__DESCRIPTION OF THE TASK__:
Your task is to reproduce the entries below word for word.

------------------------

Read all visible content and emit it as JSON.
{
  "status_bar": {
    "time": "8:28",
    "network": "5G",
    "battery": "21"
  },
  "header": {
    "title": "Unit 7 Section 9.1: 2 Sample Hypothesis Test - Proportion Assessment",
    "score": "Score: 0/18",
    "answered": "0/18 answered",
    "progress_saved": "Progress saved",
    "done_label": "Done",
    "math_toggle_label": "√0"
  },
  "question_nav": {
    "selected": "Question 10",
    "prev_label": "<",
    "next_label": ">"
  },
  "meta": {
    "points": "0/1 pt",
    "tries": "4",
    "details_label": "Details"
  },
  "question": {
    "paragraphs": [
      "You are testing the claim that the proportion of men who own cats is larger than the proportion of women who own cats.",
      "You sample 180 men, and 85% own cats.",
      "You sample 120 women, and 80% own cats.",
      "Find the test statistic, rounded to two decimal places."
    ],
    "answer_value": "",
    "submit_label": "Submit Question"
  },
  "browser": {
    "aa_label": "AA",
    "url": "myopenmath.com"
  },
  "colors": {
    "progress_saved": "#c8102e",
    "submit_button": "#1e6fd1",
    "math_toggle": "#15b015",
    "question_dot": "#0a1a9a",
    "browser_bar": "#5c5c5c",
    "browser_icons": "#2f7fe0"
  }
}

------------------------

__EXERCISE RESULT__:
Read all visible content and emit it as JSON.
{
  "status_bar": {
    "time": "8:28",
    "network": "5G",
    "battery": "21"
  },
  "header": {
    "title": "Unit 7 Section 9.1: 2 Sample Hypothesis Test - Proportion Assessment",
    "score": "Score: 0/18",
    "answered": "0/18 answered",
    "progress_saved": "Progress saved",
    "done_label": "Done",
    "math_toggle_label": "√0"
  },
  "question_nav": {
    "selected": "Question 10",
    "prev_label": "<",
    "next_label": ">"
  },
  "meta": {
    "points": "0/1 pt",
    "tries": "4",
    "details_label": "Details"
  },
  "question": {
    "paragraphs": [
      "You are testing the claim that the proportion of men who own cats is larger than the proportion of women who own cats.",
      "You sample 180 men, and 85% own cats.",
      "You sample 120 women, and 80% own cats.",
      "Find the test statistic, rounded to two decimal places."
    ],
    "answer_value": "",
    "submit_label": "Submit Question"
  },
  "browser": {
    "aa_label": "AA",
    "url": "myopenmath.com"
  },
  "colors": {
    "progress_saved": "#c8102e",
    "submit_button": "#1e6fd1",
    "math_toggle": "#15b015",
    "question_dot": "#0a1a9a",
    "browser_bar": "#5c5c5c",
    "browser_icons": "#2f7fe0"
  }
}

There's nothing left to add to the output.